- Work to be completed
Locate the word "pointer" in the material, then show every line that holds it.

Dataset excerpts

-------

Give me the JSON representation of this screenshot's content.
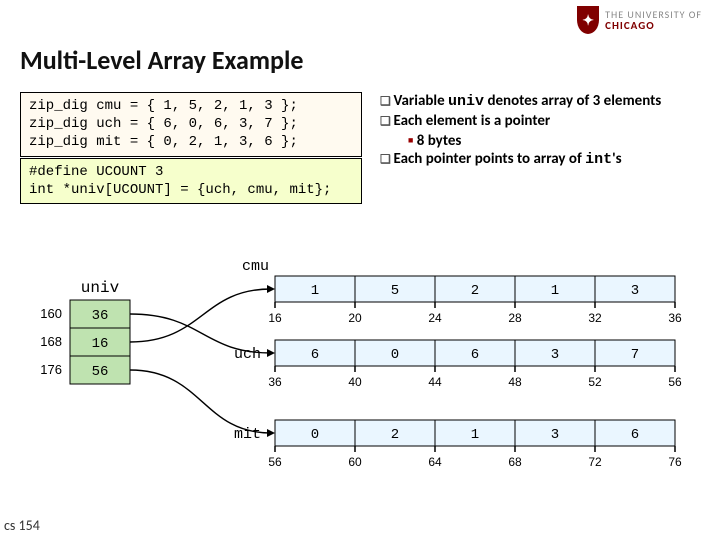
{
  "logo": {
    "the": "THE UNIVERSITY OF",
    "uni": "CHICAGO"
  },
  "title": "Multi-Level Array Example",
  "code1": "zip_dig cmu = { 1, 5, 2, 1, 3 };\nzip_dig uch = { 6, 0, 6, 3, 7 };\nzip_dig mit = { 0, 2, 1, 3, 6 };",
  "code2": "#define UCOUNT 3\nint *univ[UCOUNT] = {uch, cmu, mit};",
  "bullets": {
    "l1a_pre": "Variable ",
    "l1a_code": "univ",
    "l1a_post": " denotes array of 3 elements",
    "l1b": "Each element is a pointer",
    "l2": "8 bytes",
    "l1c_pre": "Each pointer points to array of ",
    "l1c_code": "int",
    "l1c_post": "'s"
  },
  "diagram": {
    "univ_label": "univ",
    "univ_addrs": [
      "160",
      "168",
      "176"
    ],
    "univ_vals": [
      "36",
      "16",
      "56"
    ],
    "arrays": [
      {
        "name": "cmu",
        "vals": [
          "1",
          "5",
          "2",
          "1",
          "3"
        ],
        "addrs": [
          "16",
          "20",
          "24",
          "28",
          "32",
          "36"
        ]
      },
      {
        "name": "uch",
        "vals": [
          "6",
          "0",
          "6",
          "3",
          "7"
        ],
        "addrs": [
          "36",
          "40",
          "44",
          "48",
          "52",
          "56"
        ]
      },
      {
        "name": "mit",
        "vals": [
          "0",
          "2",
          "1",
          "3",
          "6"
        ],
        "addrs": [
          "56",
          "60",
          "64",
          "68",
          "72",
          "76"
        ]
      }
    ]
  },
  "footer": "cs 154"
}
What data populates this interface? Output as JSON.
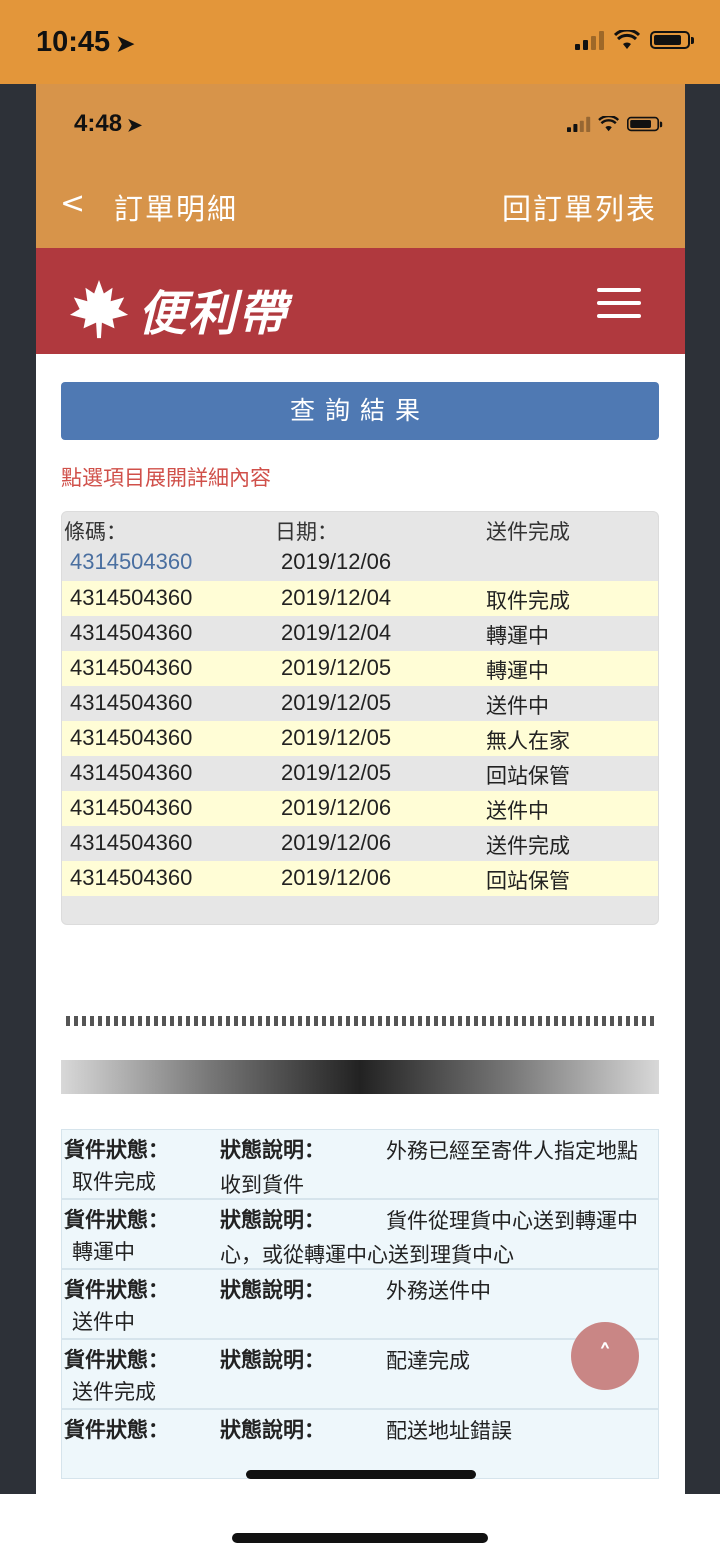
{
  "outer_status": {
    "time": "10:45",
    "battery_level": 0.85
  },
  "inner_status": {
    "time": "4:48",
    "battery_level": 0.8
  },
  "nav": {
    "back": "<",
    "title": "訂單明細",
    "right_link": "回訂單列表"
  },
  "brand": {
    "name": "便利帶",
    "accent": "#b0393e"
  },
  "query": {
    "button": "查詢結果",
    "hint": "點選項目展開詳細內容"
  },
  "table": {
    "headers": [
      "條碼：",
      "日期：",
      "送件完成"
    ],
    "first_row": {
      "barcode": "4314504360",
      "date": "2019/12/06"
    },
    "rows": [
      {
        "barcode": "4314504360",
        "date": "2019/12/04",
        "status": "取件完成"
      },
      {
        "barcode": "4314504360",
        "date": "2019/12/04",
        "status": "轉運中"
      },
      {
        "barcode": "4314504360",
        "date": "2019/12/05",
        "status": "轉運中"
      },
      {
        "barcode": "4314504360",
        "date": "2019/12/05",
        "status": "送件中"
      },
      {
        "barcode": "4314504360",
        "date": "2019/12/05",
        "status": "無人在家"
      },
      {
        "barcode": "4314504360",
        "date": "2019/12/05",
        "status": "回站保管"
      },
      {
        "barcode": "4314504360",
        "date": "2019/12/06",
        "status": "送件中"
      },
      {
        "barcode": "4314504360",
        "date": "2019/12/06",
        "status": "送件完成"
      },
      {
        "barcode": "4314504360",
        "date": "2019/12/06",
        "status": "回站保管"
      }
    ]
  },
  "status_details": {
    "label_status": "貨件狀態：",
    "label_desc": "狀態說明：",
    "items": [
      {
        "status": "取件完成",
        "desc": "外務已經至寄件人指定地點收到貨件"
      },
      {
        "status": "轉運中",
        "desc": "貨件從理貨中心送到轉運中心，或從轉運中心送到理貨中心"
      },
      {
        "status": "送件中",
        "desc": "外務送件中"
      },
      {
        "status": "送件完成",
        "desc": "配達完成"
      },
      {
        "status": "",
        "desc": "配送地址錯誤"
      }
    ]
  },
  "scroll_top": "˄"
}
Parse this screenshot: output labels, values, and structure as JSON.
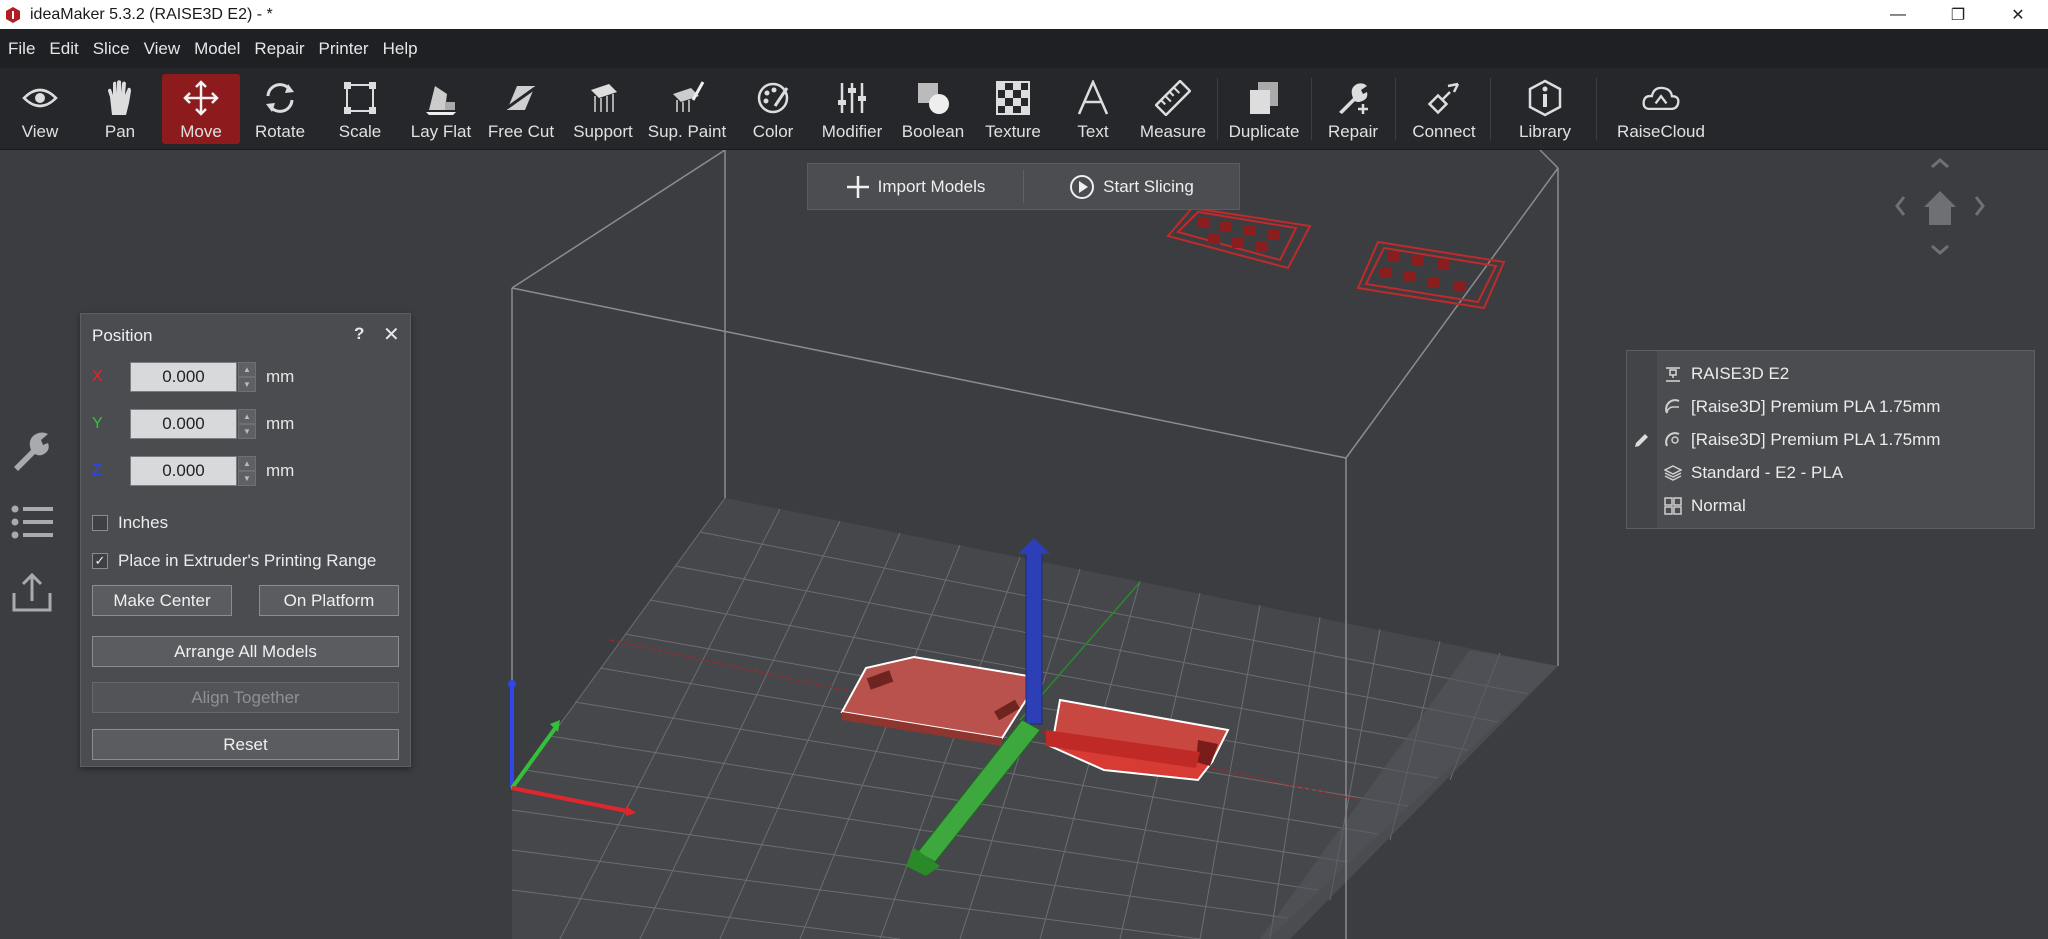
{
  "window": {
    "title": "ideaMaker 5.3.2 (RAISE3D E2) - *",
    "minimize": "—",
    "maximize": "❐",
    "close": "✕"
  },
  "menu": [
    "File",
    "Edit",
    "Slice",
    "View",
    "Model",
    "Repair",
    "Printer",
    "Help"
  ],
  "toolbar": {
    "tools": [
      {
        "label": "View",
        "icon": "eye-icon"
      },
      {
        "label": "Pan",
        "icon": "hand-icon"
      },
      {
        "label": "Move",
        "icon": "move-arrows-icon",
        "active": true
      },
      {
        "label": "Rotate",
        "icon": "rotate-icon"
      },
      {
        "label": "Scale",
        "icon": "scale-icon"
      },
      {
        "label": "Lay Flat",
        "icon": "lay-flat-icon"
      },
      {
        "label": "Free Cut",
        "icon": "free-cut-icon"
      },
      {
        "label": "Support",
        "icon": "support-icon"
      },
      {
        "label": "Sup. Paint",
        "icon": "support-paint-icon"
      },
      {
        "label": "Color",
        "icon": "color-icon"
      },
      {
        "label": "Modifier",
        "icon": "modifier-icon"
      },
      {
        "label": "Boolean",
        "icon": "boolean-icon"
      },
      {
        "label": "Texture",
        "icon": "texture-icon"
      },
      {
        "label": "Text",
        "icon": "text-icon"
      },
      {
        "label": "Measure",
        "icon": "measure-icon"
      },
      {
        "label": "Duplicate",
        "icon": "duplicate-icon"
      },
      {
        "label": "Repair",
        "icon": "repair-icon"
      },
      {
        "label": "Connect",
        "icon": "connect-icon"
      },
      {
        "label": "Library",
        "icon": "library-icon"
      },
      {
        "label": "RaiseCloud",
        "icon": "cloud-icon"
      }
    ]
  },
  "actions": {
    "import_label": "Import Models",
    "slice_label": "Start Slicing"
  },
  "position_panel": {
    "title": "Position",
    "help": "?",
    "close": "✕",
    "x_label": "X",
    "y_label": "Y",
    "z_label": "Z",
    "x_value": "0.000",
    "y_value": "0.000",
    "z_value": "0.000",
    "unit": "mm",
    "inches_label": "Inches",
    "inches_checked": false,
    "extruder_label": "Place in Extruder's Printing Range",
    "extruder_checked": true,
    "check_mark": "✓",
    "make_center": "Make Center",
    "on_platform": "On Platform",
    "arrange_all": "Arrange All Models",
    "align_together": "Align Together",
    "reset": "Reset"
  },
  "printer_info": {
    "printer": "RAISE3D E2",
    "filament_left": "[Raise3D] Premium PLA 1.75mm",
    "filament_right": "[Raise3D] Premium PLA 1.75mm",
    "profile": "Standard - E2 - PLA",
    "mode": "Normal"
  },
  "colors": {
    "accent": "#8d1b1e",
    "model": "#c9443f",
    "axis_x": "#e0262b",
    "axis_y": "#34c13a",
    "axis_z": "#2f47e8"
  }
}
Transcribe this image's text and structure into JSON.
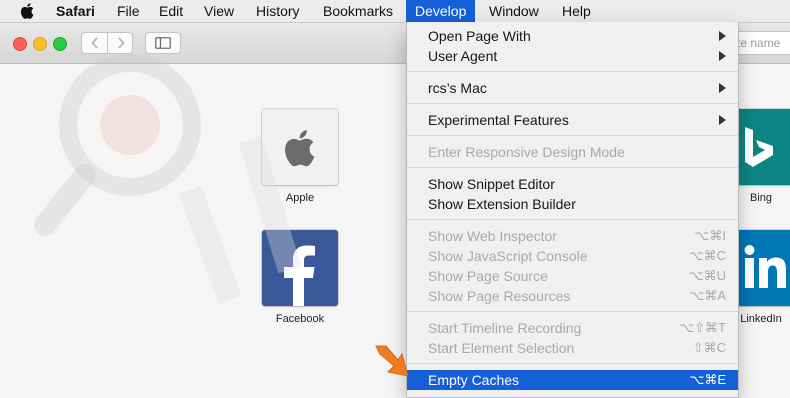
{
  "menubar": {
    "app_name": "Safari",
    "items": [
      "File",
      "Edit",
      "View",
      "History",
      "Bookmarks",
      "Develop",
      "Window",
      "Help"
    ]
  },
  "toolbar": {
    "search_placeholder": "te name"
  },
  "favorites": [
    {
      "label": "Apple"
    },
    {
      "label": "Facebook"
    },
    {
      "label": "Bing"
    },
    {
      "label": "LinkedIn"
    }
  ],
  "develop_menu": {
    "groups": [
      [
        {
          "label": "Open Page With",
          "submenu": true
        },
        {
          "label": "User Agent",
          "submenu": true
        }
      ],
      [
        {
          "label": "rcs’s Mac",
          "submenu": true
        }
      ],
      [
        {
          "label": "Experimental Features",
          "submenu": true
        }
      ],
      [
        {
          "label": "Enter Responsive Design Mode",
          "disabled": true
        }
      ],
      [
        {
          "label": "Show Snippet Editor"
        },
        {
          "label": "Show Extension Builder"
        }
      ],
      [
        {
          "label": "Show Web Inspector",
          "shortcut": "⌥⌘I",
          "disabled": true
        },
        {
          "label": "Show JavaScript Console",
          "shortcut": "⌥⌘C",
          "disabled": true
        },
        {
          "label": "Show Page Source",
          "shortcut": "⌥⌘U",
          "disabled": true
        },
        {
          "label": "Show Page Resources",
          "shortcut": "⌥⌘A",
          "disabled": true
        }
      ],
      [
        {
          "label": "Start Timeline Recording",
          "shortcut": "⌥⇧⌘T",
          "disabled": true
        },
        {
          "label": "Start Element Selection",
          "shortcut": "⇧⌘C",
          "disabled": true
        }
      ],
      [
        {
          "label": "Empty Caches",
          "shortcut": "⌥⌘E",
          "highlighted": true
        }
      ]
    ]
  },
  "colors": {
    "menu_highlight": "#1560d8",
    "arrow": "#f07c22"
  }
}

-------

- Answer to the exercise
    "l1b": "Each element is a pointer",
    "l1c_pre": "Each pointer points to array of ",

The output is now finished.